Era, fue, el reinado del trabajo cursando sin sobresaltos el hilo del tiempo, cuya corona imperial fue tomando la forma, más iconográfica que naturalista, de una chimenea alzada sobre un horizonte de tragaluces dispuestos como dientes de un serrucho al revés, una figura que evocaba la partida de los barcos a vapor e impregnaba las fábricas (a su vulgarización, que siempre pareció hecha a mano alzada) de un movimiento que no podría no asociarse con la exportación.

Los fragmentos de desierto invernal que se suceden en la ciudad como una caligrafía o una puntuación urbana no son manifestaciones de naturaleza, ni mucho menos. Son jardines de cemento, bloques enormes de Pórtland, playones de asfalto sobre los que se inscriben ideografías ilegibles en surcos de brea (si alguien tomara la decisión correcta, Mar del Pata sería el Paraíso de los helipuertos). Se los ve en la zonas despobladas cercanas a los depósitos portuarios, de las que se apiadan en verano los circos que se arrumban allí con su comunidad de trapecistas, tragasables y payasos agresivos, a falta de osos sometidos a rutinas sádicas (y a la extorsión del dulce), caniches en minifaldas y monos en motocicletas. Pero también pueden hacerse presentes en cualquier recorrido. Es difícil seguir el curso de una avenida, incluso de una calle cualquiera, sin advertir, cada tanto, un depósito cerrado, una fábrica demolida o un galpón revirado por los vientos oceánicos.

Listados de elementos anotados
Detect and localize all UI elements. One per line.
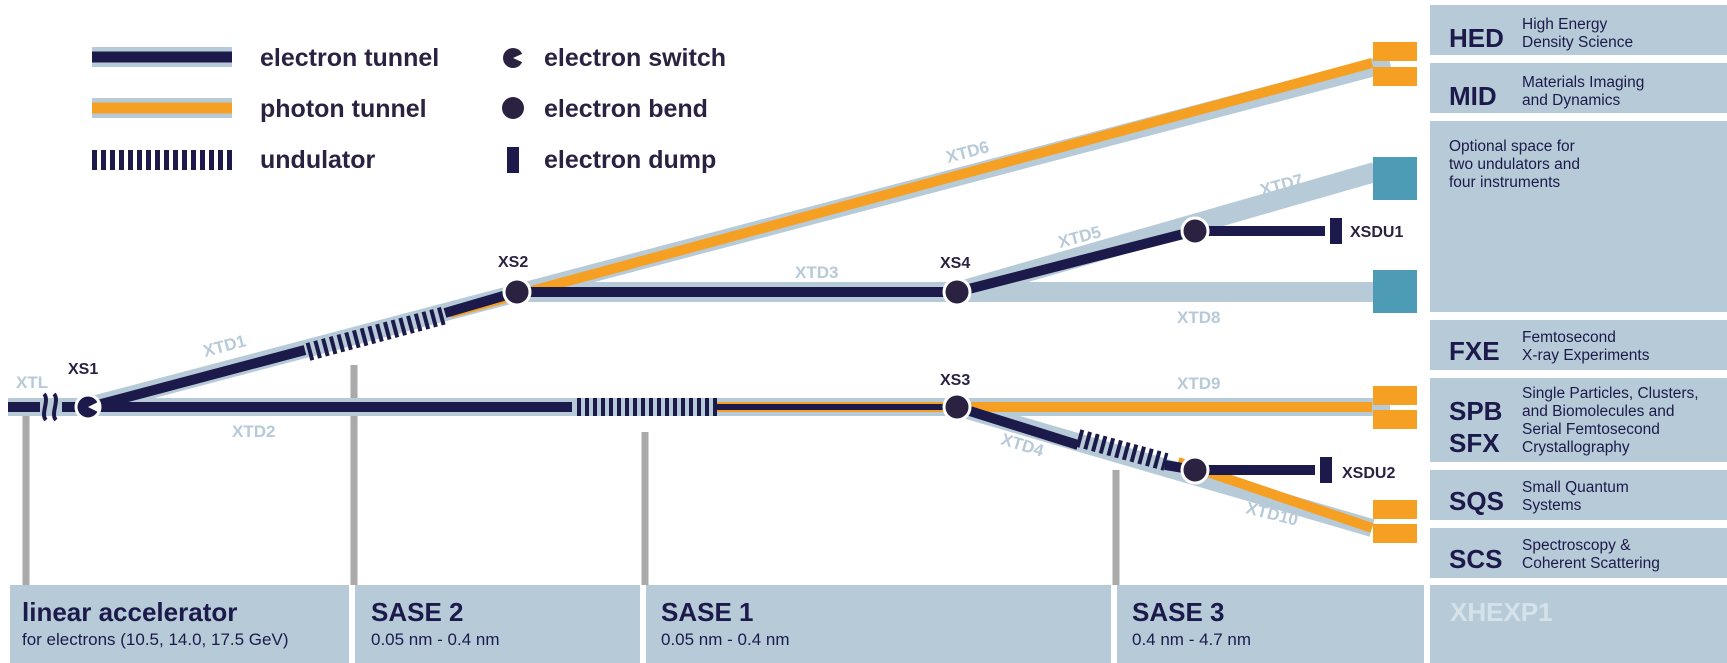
- switch-labels: XS1 XS2 XS4 XS3 XSDU1 XSDU2: [68, 224, 1403, 482]
- section-sase1: [646, 585, 1111, 663]
- section-linac-title: linear accelerator: [22, 597, 237, 627]
- endpoint-scs: [1373, 524, 1417, 543]
- panel-hed[interactable]: [1430, 5, 1727, 55]
- inst-sqs-line2: Systems: [1522, 497, 1582, 514]
- section-sase3-title: SASE 3: [1132, 597, 1225, 627]
- endpoint-hed-mid-top: [1373, 42, 1417, 61]
- section-sase1-subtitle: 0.05 nm - 0.4 nm: [661, 630, 790, 649]
- electron-bend-xtd5-icon[interactable]: [1180, 216, 1210, 246]
- inst-spb-line2: and Biomolecules and: [1522, 403, 1675, 420]
- inst-scs-code: SCS: [1449, 544, 1502, 574]
- panel-fxe[interactable]: [1430, 320, 1727, 370]
- endpoint-spb: [1373, 410, 1417, 429]
- section-hall-title: XHEXP1: [1450, 597, 1553, 627]
- inst-scs-line1: Spectroscopy &: [1522, 537, 1631, 554]
- inst-optional-line3: four instruments: [1449, 174, 1560, 191]
- endpoints: [1373, 42, 1417, 543]
- legend-electron-bend: electron bend: [544, 95, 708, 123]
- section-sase1-title: SASE 1: [661, 597, 754, 627]
- section-sase3-subtitle: 0.4 nm - 4.7 nm: [1132, 630, 1251, 649]
- inst-spb-line1: Single Particles, Clusters,: [1522, 385, 1699, 402]
- inst-spb-line4: Crystallography: [1522, 439, 1630, 456]
- inst-fxe-code: FXE: [1449, 336, 1500, 366]
- electron-beams: [8, 226, 1325, 475]
- inst-hed-code: HED: [1449, 23, 1504, 53]
- inst-optional-line1: Optional space for: [1449, 138, 1575, 155]
- nodes: [74, 216, 1210, 485]
- section-sase2-title: SASE 2: [371, 597, 464, 627]
- inst-spb-line3: Serial Femtosecond: [1522, 421, 1660, 438]
- section-sase2: [355, 585, 640, 663]
- instrument-panels: [1430, 5, 1727, 578]
- label-xs3: XS3: [940, 372, 970, 389]
- label-xtl: XTL: [16, 373, 48, 392]
- label-xsdu2: XSDU2: [1342, 465, 1395, 482]
- tunnel-labels: XTL XTD1 XTD2 XTD3 XTD4 XTD5 XTD6 XTD7 X…: [16, 137, 1305, 529]
- label-xtd3: XTD3: [795, 263, 838, 282]
- inst-scs-line2: Coherent Scattering: [1522, 555, 1660, 572]
- endpoint-fxe: [1373, 386, 1417, 405]
- legend-electron-dump-icon: [507, 147, 519, 173]
- legend-photon-tunnel: photon tunnel: [260, 95, 427, 123]
- inst-hed-line1: High Energy: [1522, 16, 1608, 33]
- section-texts: linear accelerator for electrons (10.5, …: [22, 597, 1553, 649]
- label-xtd8: XTD8: [1177, 308, 1220, 327]
- xtl-break-icon: [42, 392, 58, 422]
- inst-mid-line2: and Dynamics: [1522, 92, 1620, 109]
- label-xtd1: XTD1: [201, 331, 248, 361]
- label-xtd9: XTD9: [1177, 374, 1220, 393]
- section-linac: [10, 585, 349, 663]
- inst-fxe-line2: X-ray Experiments: [1522, 347, 1650, 364]
- electron-xtd4: [955, 402, 1080, 450]
- label-xs2: XS2: [498, 254, 528, 271]
- label-xs4: XS4: [940, 255, 970, 272]
- endpoint-sqs: [1373, 500, 1417, 519]
- instrument-texts: HED High Energy Density Science MID Mate…: [1449, 16, 1699, 574]
- electron-bend-xtd4-icon[interactable]: [1180, 455, 1210, 485]
- electron-dump-xsdu1-icon[interactable]: [1330, 218, 1342, 244]
- panel-sqs[interactable]: [1430, 470, 1727, 520]
- legend-electron-dump: electron dump: [544, 146, 716, 174]
- electron-bend-xs2-icon[interactable]: [502, 277, 532, 307]
- legend-electron-tunnel: electron tunnel: [260, 44, 439, 72]
- label-xtd2: XTD2: [232, 422, 275, 441]
- legend-electron-bend-icon: [502, 97, 524, 119]
- photon-xtd6: [448, 58, 1374, 318]
- panel-optional: [1430, 121, 1727, 312]
- label-xsdu1: XSDU1: [1350, 224, 1403, 241]
- electron-dump-xsdu2-icon[interactable]: [1320, 457, 1332, 483]
- panel-mid[interactable]: [1430, 63, 1727, 113]
- legend-electron-switch: electron switch: [544, 44, 726, 72]
- section-sase2-subtitle: 0.05 nm - 0.4 nm: [371, 630, 500, 649]
- section-linac-subtitle: for electrons (10.5, 14.0, 17.5 GeV): [22, 630, 288, 649]
- endpoint-xtd8: [1373, 270, 1417, 313]
- electron-xtd5: [955, 226, 1197, 297]
- electron-xtd1: [88, 345, 307, 412]
- electron-bend-xs3-icon[interactable]: [942, 392, 972, 422]
- endpoint-xtd7: [1373, 157, 1417, 200]
- inst-sqs-line1: Small Quantum: [1522, 479, 1629, 496]
- section-bars: [10, 585, 1727, 663]
- inst-hed-line2: Density Science: [1522, 34, 1633, 51]
- legend-undulator: undulator: [260, 146, 376, 174]
- legend: electron tunnel photon tunnel undulator …: [92, 44, 726, 174]
- section-hall: [1430, 585, 1727, 663]
- inst-spb-code: SPB: [1449, 396, 1502, 426]
- panel-scs[interactable]: [1430, 528, 1727, 578]
- section-sase3: [1117, 585, 1424, 663]
- inst-mid-code: MID: [1449, 81, 1497, 111]
- electron-bend-xs4-icon[interactable]: [942, 277, 972, 307]
- panel-spb-sfx[interactable]: [1430, 378, 1727, 462]
- inst-sqs-code: SQS: [1449, 486, 1504, 516]
- inst-optional-line2: two undulators and: [1449, 156, 1580, 173]
- inst-mid-line1: Materials Imaging: [1522, 74, 1644, 91]
- label-xs1: XS1: [68, 361, 98, 378]
- inst-sfx-code: SFX: [1449, 428, 1500, 458]
- inst-fxe-line1: Femtosecond: [1522, 329, 1616, 346]
- endpoint-hed-mid-bottom: [1373, 67, 1417, 86]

__LISTA DE TAREAS__
(A) Según el texto sobre las fábricas, ¿qué forma fue tomando la corona imperial del reinado del trabajo?
(B) Sustituye "chimenea" por "torre" en el pasaje del texto sobre las fábricas que empieza en "Era, fue, el" y termina en "con la exportación.", y copia el resultado.
(C) Retoma el texto sobre las fábricas y continúalo a partir de su última oración.
Las entradas provienen de otra fuente.

__RESPUESTAS ESPERADAS__
(A) La de una chimenea alzada sobre un horizonte de tragaluces dispuestos como dientes de un serrucho al revés.

(B)
Era, fue, el reinado del trabajo cursando sin sobresaltos el hilo del tiempo, cuya corona imperial fue tomando la forma, más iconográfica que naturalista, de una torre alzada sobre un horizonte de tragaluces dispuestos como dientes de un serrucho al revés, una figura que evocaba la partida de los barcos a vapor e impregnaba las fábricas (a su vulgarización, que siempre pareció hecha a mano alzada) de un movimiento que no podría no asociarse con la exportación.

(C)
Son manchas, manchas blancas o grises que no nos dirían nada si estuviésemos en la soledad del campo pero que, sin dudas, nos dicen algo porque estamos en la ciudad, donde las cosas fueron organizadas –como en todas las ciudades, desde la remota Nínive hasta la utópica Brasilia– para que se note bien que la vitalidad es, básicamente (únicamente), movimiento. Y así como las plazas evocan en su frondosidad calculada la presencia de la naturaleza (una naturaleza corregida por la incursión disciplinaria de la jardinería), esas manchas de cemento son las manifestaciones de un suspenso, el suspenso del progreso que ha dicho: “Querida mano de obra, queridas máquinas de sangre: hasta aquí hemos llegado”.

Pero no es cierto que en esas plataformas lunares, que funcionan como una memoria (por lo tanto, también son una cadena museológica de ese progreso que se suspendió) no haya nada. Sin un poder o una soberanía que pueda aplicarse sobre ellas, sirven como zonas francas y puntos de encuentro de los residuos urbanos. Los vecinos arrumban en sus espacios, no tan limpios como visibles, las sobras del día; y hasta las cuadrillas que se encargan de recoger la basura en camiones compactadores se sirven de esos espacios sin propiedad aparente para utilizarlos de depósitos transitorios.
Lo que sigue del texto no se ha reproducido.